- Instruction:
Repeat all of the data precisely.

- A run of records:
########################################
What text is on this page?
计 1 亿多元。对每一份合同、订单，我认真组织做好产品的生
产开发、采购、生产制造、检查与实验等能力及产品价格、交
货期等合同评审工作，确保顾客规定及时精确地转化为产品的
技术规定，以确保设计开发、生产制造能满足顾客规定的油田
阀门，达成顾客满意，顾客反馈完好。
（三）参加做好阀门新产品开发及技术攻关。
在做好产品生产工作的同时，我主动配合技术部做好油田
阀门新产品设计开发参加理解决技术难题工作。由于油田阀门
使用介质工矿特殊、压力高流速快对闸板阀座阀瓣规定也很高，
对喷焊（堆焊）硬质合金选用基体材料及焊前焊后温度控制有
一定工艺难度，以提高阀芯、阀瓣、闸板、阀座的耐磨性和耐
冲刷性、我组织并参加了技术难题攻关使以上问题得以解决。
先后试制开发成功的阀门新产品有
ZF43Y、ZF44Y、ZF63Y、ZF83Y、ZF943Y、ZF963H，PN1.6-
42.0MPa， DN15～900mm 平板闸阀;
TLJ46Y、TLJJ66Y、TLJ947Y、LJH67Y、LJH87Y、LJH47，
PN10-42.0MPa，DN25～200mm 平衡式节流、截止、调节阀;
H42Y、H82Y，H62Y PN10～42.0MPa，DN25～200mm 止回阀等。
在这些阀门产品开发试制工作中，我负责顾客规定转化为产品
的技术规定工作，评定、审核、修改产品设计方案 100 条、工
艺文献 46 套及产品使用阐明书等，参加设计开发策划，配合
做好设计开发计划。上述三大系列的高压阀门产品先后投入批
########################################
- Answer to the exercise:
What text is on this page?
计 1 亿多元。对每一份合同、订单，我认真组织做好产品的生
产开发、采购、生产制造、检查与实验等能力及产品价格、交
货期等合同评审工作，确保顾客规定及时精确地转化为产品的
技术规定，以确保设计开发、生产制造能满足顾客规定的油田
阀门，达成顾客满意，顾客反馈完好。
（三）参加做好阀门新产品开发及技术攻关。
在做好产品生产工作的同时，我主动配合技术部做好油田
阀门新产品设计开发参加理解决技术难题工作。由于油田阀门
使用介质工矿特殊、压力高流速快对闸板阀座阀瓣规定也很高，
对喷焊（堆焊）硬质合金选用基体材料及焊前焊后温度控制有
一定工艺难度，以提高阀芯、阀瓣、闸板、阀座的耐磨性和耐
冲刷性、我组织并参加了技术难题攻关使以上问题得以解决。
先后试制开发成功的阀门新产品有
ZF43Y、ZF44Y、ZF63Y、ZF83Y、ZF943Y、ZF963H，PN1.6-
42.0MPa， DN15～900mm 平板闸阀;
TLJ46Y、TLJJ66Y、TLJ947Y、LJH67Y、LJH87Y、LJH47，
PN10-42.0MPa，DN25～200mm 平衡式节流、截止、调节阀;
H42Y、H82Y，H62Y PN10～42.0MPa，DN25～200mm 止回阀等。
在这些阀门产品开发试制工作中，我负责顾客规定转化为产品
的技术规定工作，评定、审核、修改产品设计方案 100 条、工
艺文献 46 套及产品使用阐明书等，参加设计开发策划，配合
做好设计开发计划。上述三大系列的高压阀门产品先后投入批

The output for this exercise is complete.